**Problem to solve**. Every line containing the word "Email" needs to be found and copied.

--- BEGIN Exercise inputs ---

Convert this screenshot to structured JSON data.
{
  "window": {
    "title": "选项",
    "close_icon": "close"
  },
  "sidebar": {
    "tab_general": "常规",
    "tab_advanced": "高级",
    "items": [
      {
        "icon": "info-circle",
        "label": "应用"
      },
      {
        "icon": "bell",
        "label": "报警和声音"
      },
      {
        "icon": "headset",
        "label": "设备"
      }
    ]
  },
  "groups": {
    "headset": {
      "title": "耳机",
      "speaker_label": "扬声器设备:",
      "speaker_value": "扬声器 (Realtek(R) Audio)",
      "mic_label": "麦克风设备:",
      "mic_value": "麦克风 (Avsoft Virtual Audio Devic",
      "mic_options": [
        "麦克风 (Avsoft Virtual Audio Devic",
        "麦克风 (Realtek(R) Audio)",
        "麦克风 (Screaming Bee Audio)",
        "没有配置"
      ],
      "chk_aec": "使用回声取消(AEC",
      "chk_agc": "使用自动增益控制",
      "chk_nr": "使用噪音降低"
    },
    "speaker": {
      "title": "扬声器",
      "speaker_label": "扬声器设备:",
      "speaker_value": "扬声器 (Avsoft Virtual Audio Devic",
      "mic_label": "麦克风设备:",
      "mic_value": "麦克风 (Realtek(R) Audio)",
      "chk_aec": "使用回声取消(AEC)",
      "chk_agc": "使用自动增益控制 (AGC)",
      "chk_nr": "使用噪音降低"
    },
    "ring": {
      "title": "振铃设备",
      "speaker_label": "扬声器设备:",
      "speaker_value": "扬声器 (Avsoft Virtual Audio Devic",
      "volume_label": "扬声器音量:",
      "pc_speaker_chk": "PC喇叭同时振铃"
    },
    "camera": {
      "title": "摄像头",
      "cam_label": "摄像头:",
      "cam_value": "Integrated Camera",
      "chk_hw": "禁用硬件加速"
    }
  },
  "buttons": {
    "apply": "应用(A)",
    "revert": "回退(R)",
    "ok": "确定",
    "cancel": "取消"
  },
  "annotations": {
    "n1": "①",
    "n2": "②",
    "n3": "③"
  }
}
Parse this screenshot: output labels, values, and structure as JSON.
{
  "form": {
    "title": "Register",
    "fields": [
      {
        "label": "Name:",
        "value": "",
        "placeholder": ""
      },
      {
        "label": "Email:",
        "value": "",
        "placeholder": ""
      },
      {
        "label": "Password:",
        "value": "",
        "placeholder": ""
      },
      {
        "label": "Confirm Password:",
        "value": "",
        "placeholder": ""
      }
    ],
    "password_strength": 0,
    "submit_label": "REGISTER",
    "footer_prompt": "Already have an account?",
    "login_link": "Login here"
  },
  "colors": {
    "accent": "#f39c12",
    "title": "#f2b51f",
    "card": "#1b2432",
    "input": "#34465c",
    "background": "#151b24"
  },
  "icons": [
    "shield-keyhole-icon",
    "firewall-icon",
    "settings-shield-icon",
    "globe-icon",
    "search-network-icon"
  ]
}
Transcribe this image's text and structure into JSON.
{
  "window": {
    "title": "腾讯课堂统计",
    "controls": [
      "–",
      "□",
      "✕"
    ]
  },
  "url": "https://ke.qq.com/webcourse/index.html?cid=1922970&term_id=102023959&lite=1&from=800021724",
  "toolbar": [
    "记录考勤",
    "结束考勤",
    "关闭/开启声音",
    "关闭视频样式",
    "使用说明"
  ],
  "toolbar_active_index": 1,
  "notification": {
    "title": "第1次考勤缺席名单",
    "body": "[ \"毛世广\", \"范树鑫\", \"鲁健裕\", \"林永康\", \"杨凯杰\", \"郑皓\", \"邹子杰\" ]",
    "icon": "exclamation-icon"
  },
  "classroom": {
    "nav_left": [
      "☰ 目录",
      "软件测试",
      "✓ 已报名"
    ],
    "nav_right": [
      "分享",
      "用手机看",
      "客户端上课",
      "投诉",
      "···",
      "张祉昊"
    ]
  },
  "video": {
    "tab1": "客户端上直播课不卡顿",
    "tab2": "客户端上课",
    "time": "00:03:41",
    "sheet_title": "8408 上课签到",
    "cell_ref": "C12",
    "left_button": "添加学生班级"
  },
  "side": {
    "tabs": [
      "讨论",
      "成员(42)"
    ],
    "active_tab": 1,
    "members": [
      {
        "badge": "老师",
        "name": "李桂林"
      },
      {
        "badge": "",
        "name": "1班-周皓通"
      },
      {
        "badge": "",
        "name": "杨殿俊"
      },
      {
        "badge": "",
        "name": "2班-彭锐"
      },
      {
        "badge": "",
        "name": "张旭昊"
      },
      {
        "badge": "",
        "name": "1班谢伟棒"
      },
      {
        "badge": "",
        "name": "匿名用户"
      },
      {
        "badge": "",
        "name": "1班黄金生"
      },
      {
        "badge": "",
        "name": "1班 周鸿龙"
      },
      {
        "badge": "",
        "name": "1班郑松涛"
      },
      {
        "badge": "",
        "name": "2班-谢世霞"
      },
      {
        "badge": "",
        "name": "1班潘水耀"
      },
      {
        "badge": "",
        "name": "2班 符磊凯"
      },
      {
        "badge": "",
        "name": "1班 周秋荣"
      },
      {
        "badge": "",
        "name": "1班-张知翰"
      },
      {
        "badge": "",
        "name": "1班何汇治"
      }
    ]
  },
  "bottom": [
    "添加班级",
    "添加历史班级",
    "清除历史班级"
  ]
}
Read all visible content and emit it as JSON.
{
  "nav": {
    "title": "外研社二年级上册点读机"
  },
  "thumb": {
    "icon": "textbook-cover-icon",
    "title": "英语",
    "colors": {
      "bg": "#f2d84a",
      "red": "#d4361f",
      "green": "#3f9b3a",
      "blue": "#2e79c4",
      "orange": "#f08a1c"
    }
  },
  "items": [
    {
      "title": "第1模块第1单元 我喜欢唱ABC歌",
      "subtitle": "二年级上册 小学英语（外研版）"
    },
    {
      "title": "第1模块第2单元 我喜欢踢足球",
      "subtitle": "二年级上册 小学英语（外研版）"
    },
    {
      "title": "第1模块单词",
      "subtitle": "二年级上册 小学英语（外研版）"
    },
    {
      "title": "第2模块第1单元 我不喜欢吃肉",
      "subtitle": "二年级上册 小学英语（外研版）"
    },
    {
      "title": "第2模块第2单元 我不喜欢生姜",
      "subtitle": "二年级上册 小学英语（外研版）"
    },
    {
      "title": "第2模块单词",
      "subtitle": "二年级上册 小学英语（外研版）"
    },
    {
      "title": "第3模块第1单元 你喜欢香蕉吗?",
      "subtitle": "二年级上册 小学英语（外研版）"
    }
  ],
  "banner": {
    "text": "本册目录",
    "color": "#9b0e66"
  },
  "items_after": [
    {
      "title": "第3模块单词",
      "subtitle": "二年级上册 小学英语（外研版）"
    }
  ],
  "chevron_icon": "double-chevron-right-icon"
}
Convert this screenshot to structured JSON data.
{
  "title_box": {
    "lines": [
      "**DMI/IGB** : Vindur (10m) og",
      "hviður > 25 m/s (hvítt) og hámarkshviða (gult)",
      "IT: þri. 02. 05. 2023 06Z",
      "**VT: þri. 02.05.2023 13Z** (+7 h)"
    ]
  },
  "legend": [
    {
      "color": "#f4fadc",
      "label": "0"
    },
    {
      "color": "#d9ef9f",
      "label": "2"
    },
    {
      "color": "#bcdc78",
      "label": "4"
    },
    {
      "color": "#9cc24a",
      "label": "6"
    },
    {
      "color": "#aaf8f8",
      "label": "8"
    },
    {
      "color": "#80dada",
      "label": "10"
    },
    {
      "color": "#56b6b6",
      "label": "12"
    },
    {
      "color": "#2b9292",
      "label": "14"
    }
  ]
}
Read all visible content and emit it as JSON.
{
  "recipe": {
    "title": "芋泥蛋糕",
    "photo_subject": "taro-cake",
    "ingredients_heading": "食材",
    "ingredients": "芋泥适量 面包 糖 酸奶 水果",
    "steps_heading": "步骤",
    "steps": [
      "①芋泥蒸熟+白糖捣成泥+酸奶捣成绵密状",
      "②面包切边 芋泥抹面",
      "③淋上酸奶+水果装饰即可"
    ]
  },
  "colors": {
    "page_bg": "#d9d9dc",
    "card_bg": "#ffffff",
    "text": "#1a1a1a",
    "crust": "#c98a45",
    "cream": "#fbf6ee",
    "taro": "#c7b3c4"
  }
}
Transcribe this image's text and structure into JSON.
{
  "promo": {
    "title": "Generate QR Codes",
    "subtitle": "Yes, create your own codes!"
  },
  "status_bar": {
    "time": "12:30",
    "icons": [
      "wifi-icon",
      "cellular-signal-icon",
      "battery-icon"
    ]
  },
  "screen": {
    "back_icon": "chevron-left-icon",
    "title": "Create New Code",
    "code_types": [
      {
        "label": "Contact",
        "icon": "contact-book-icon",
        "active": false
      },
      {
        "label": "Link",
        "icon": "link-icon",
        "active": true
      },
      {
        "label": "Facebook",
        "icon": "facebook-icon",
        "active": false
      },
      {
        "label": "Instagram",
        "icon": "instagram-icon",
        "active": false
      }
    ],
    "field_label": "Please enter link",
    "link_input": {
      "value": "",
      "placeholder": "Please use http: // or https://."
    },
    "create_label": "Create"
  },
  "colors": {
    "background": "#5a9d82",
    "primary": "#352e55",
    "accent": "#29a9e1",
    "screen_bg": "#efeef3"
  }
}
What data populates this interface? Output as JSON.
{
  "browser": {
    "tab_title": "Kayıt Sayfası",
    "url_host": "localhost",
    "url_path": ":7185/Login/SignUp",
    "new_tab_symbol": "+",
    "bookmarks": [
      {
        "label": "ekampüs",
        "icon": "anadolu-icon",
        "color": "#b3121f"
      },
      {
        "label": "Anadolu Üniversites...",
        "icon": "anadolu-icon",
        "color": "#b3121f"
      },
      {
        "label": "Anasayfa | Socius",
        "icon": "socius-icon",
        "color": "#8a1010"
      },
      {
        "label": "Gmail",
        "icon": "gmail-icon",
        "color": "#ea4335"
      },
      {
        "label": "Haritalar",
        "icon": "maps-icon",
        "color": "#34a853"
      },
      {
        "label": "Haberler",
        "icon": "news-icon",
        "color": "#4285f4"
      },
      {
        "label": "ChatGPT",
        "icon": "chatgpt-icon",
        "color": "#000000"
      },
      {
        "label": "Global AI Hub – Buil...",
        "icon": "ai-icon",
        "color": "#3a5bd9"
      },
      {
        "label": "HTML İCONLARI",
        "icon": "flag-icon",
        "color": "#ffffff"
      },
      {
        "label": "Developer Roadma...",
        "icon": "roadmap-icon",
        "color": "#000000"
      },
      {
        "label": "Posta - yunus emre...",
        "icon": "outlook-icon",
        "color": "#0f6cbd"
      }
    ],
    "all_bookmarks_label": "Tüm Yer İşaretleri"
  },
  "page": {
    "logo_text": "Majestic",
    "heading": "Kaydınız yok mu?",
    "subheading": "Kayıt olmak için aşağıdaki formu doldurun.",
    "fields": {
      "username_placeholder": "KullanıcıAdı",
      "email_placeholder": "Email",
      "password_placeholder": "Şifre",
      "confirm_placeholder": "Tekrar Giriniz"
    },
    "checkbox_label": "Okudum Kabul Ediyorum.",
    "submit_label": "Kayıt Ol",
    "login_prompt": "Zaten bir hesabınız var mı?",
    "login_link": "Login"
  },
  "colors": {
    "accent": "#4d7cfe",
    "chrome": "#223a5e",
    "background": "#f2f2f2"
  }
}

--- END Exercise inputs ---

**Reply**.
        "label": "Email:",
      "email_placeholder": "Email",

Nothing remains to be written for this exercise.